YOUR TASK: Reproduce the listing word for word, starting at its first line and ending at the line that contains "candle-body-down xyxy=(918,190,922,200)", with both of those lines included.

Element placement listing:

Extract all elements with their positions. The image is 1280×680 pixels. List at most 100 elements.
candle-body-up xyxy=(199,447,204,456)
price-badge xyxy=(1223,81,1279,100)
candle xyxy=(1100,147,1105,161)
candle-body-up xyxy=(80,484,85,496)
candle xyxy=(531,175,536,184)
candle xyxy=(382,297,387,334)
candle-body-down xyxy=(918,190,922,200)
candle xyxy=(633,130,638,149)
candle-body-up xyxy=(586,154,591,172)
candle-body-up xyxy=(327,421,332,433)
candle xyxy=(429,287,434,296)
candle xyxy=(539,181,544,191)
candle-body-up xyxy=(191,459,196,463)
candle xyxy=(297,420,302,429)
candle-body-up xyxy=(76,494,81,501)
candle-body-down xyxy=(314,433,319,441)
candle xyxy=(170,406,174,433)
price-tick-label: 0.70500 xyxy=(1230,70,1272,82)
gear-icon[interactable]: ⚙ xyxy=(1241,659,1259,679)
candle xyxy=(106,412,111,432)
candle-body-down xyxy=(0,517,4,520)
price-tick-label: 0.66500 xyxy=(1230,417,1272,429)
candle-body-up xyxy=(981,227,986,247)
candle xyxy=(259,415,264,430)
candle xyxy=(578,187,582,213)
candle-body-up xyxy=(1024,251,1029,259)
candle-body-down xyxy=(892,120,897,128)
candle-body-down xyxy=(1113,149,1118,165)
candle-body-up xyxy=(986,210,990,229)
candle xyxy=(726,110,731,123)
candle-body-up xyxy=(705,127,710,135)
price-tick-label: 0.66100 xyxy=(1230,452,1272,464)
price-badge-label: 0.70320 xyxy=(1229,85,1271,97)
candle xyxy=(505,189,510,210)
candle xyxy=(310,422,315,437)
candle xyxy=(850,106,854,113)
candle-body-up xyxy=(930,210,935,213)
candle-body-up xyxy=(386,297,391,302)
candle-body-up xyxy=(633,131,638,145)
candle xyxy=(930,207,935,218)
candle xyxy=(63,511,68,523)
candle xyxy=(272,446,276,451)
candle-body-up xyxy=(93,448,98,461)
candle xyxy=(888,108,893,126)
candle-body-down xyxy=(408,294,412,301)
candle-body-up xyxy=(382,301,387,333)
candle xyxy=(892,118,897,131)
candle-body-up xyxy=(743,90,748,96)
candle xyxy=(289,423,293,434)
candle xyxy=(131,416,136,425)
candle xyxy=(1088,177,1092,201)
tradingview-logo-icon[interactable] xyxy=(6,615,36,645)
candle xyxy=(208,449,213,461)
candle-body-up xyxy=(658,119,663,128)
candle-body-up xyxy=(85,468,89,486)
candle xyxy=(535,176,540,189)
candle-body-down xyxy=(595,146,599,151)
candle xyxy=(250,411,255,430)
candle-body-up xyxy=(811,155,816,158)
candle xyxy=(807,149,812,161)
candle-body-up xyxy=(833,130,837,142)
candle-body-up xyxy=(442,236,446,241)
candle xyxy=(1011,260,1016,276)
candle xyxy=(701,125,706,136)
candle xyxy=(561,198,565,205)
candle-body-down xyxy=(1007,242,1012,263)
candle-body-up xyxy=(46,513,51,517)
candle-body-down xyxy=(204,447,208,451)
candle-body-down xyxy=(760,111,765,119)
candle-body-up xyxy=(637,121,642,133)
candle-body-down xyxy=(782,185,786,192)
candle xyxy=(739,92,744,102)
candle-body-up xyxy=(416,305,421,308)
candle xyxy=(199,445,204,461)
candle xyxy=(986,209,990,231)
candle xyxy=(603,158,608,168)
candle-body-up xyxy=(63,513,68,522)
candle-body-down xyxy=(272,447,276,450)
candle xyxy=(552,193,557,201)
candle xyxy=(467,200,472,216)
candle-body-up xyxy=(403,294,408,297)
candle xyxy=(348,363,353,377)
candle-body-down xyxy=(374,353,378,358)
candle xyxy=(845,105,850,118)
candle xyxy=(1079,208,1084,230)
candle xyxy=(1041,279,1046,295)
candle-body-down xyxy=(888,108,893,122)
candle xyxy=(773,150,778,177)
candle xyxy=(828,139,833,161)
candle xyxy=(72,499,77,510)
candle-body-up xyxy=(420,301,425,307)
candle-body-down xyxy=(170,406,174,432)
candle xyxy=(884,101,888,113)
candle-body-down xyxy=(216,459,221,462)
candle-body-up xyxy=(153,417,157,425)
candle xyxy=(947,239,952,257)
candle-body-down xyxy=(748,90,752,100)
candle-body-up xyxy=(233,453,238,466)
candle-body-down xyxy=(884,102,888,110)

WRITTEN ANSWER:
Extract all elements with their positions. The image is 1280×680 pixels. List at most 100 elements.
candle-body-up xyxy=(199,447,204,456)
price-badge xyxy=(1223,81,1279,100)
candle xyxy=(1100,147,1105,161)
candle-body-up xyxy=(80,484,85,496)
candle xyxy=(531,175,536,184)
candle xyxy=(382,297,387,334)
candle-body-down xyxy=(918,190,922,200)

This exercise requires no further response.